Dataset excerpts

>> start

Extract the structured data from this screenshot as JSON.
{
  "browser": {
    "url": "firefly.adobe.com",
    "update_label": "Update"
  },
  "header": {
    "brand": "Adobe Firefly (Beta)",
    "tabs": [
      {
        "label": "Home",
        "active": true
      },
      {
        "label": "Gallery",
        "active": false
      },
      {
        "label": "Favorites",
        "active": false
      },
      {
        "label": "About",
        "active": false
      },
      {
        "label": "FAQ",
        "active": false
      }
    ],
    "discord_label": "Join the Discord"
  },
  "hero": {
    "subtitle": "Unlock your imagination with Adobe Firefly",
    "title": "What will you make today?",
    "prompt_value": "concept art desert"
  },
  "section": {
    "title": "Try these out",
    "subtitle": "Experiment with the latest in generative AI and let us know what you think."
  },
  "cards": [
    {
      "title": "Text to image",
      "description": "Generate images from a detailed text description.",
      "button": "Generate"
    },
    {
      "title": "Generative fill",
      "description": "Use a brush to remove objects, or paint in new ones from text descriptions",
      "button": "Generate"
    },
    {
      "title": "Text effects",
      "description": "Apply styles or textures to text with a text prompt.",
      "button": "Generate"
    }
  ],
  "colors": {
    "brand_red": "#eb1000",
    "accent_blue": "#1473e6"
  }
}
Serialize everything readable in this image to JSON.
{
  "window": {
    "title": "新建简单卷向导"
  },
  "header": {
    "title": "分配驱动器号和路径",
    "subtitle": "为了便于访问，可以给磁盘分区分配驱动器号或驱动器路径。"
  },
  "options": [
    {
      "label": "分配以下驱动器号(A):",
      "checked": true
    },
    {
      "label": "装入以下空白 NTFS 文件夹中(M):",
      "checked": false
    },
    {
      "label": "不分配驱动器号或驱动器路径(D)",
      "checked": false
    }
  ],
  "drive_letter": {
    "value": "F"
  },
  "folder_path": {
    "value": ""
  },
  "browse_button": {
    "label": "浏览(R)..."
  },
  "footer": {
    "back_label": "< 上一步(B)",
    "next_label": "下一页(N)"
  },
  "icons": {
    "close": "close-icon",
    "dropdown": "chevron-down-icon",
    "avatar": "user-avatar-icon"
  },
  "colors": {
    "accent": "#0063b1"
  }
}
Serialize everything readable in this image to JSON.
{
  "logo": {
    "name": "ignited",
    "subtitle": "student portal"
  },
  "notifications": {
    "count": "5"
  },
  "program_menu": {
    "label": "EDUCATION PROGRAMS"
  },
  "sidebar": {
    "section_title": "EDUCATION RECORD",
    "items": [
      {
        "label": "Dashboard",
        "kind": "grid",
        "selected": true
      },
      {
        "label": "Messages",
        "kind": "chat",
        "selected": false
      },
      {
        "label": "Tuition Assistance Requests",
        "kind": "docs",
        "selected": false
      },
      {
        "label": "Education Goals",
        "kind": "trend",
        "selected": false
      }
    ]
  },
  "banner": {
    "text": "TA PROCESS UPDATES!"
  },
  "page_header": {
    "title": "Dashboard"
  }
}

>> end

--- Goal of the exercise ---
All of the entries must be quoted exactly; please include each one.

--- Correct answer ---
Extract the structured data from this screenshot as JSON.
{
  "browser": {
    "url": "firefly.adobe.com",
    "update_label": "Update"
  },
  "header": {
    "brand": "Adobe Firefly (Beta)",
    "tabs": [
      {
        "label": "Home",
        "active": true
      },
      {
        "label": "Gallery",
        "active": false
      },
      {
        "label": "Favorites",
        "active": false
      },
      {
        "label": "About",
        "active": false
      },
      {
        "label": "FAQ",
        "active": false
      }
    ],
    "discord_label": "Join the Discord"
  },
  "hero": {
    "subtitle": "Unlock your imagination with Adobe Firefly",
    "title": "What will you make today?",
    "prompt_value": "concept art desert"
  },
  "section": {
    "title": "Try these out",
    "subtitle": "Experiment with the latest in generative AI and let us know what you think."
  },
  "cards": [
    {
      "title": "Text to image",
      "description": "Generate images from a detailed text description.",
      "button": "Generate"
    },
    {
      "title": "Generative fill",
      "description": "Use a brush to remove objects, or paint in new ones from text descriptions",
      "button": "Generate"
    },
    {
      "title": "Text effects",
      "description": "Apply styles or textures to text with a text prompt.",
      "button": "Generate"
    }
  ],
  "colors": {
    "brand_red": "#eb1000",
    "accent_blue": "#1473e6"
  }
}
Serialize everything readable in this image to JSON.
{
  "window": {
    "title": "新建简单卷向导"
  },
  "header": {
    "title": "分配驱动器号和路径",
    "subtitle": "为了便于访问，可以给磁盘分区分配驱动器号或驱动器路径。"
  },
  "options": [
    {
      "label": "分配以下驱动器号(A):",
      "checked": true
    },
    {
      "label": "装入以下空白 NTFS 文件夹中(M):",
      "checked": false
    },
    {
      "label": "不分配驱动器号或驱动器路径(D)",
      "checked": false
    }
  ],
  "drive_letter": {
    "value": "F"
  },
  "folder_path": {
    "value": ""
  },
  "browse_button": {
    "label": "浏览(R)..."
  },
  "footer": {
    "back_label": "< 上一步(B)",
    "next_label": "下一页(N)"
  },
  "icons": {
    "close": "close-icon",
    "dropdown": "chevron-down-icon",
    "avatar": "user-avatar-icon"
  },
  "colors": {
    "accent": "#0063b1"
  }
}
Serialize everything readable in this image to JSON.
{
  "logo": {
    "name": "ignited",
    "subtitle": "student portal"
  },
  "notifications": {
    "count": "5"
  },
  "program_menu": {
    "label": "EDUCATION PROGRAMS"
  },
  "sidebar": {
    "section_title": "EDUCATION RECORD",
    "items": [
      {
        "label": "Dashboard",
        "kind": "grid",
        "selected": true
      },
      {
        "label": "Messages",
        "kind": "chat",
        "selected": false
      },
      {
        "label": "Tuition Assistance Requests",
        "kind": "docs",
        "selected": false
      },
      {
        "label": "Education Goals",
        "kind": "trend",
        "selected": false
      }
    ]
  },
  "banner": {
    "text": "TA PROCESS UPDATES!"
  },
  "page_header": {
    "title": "Dashboard"
  }
}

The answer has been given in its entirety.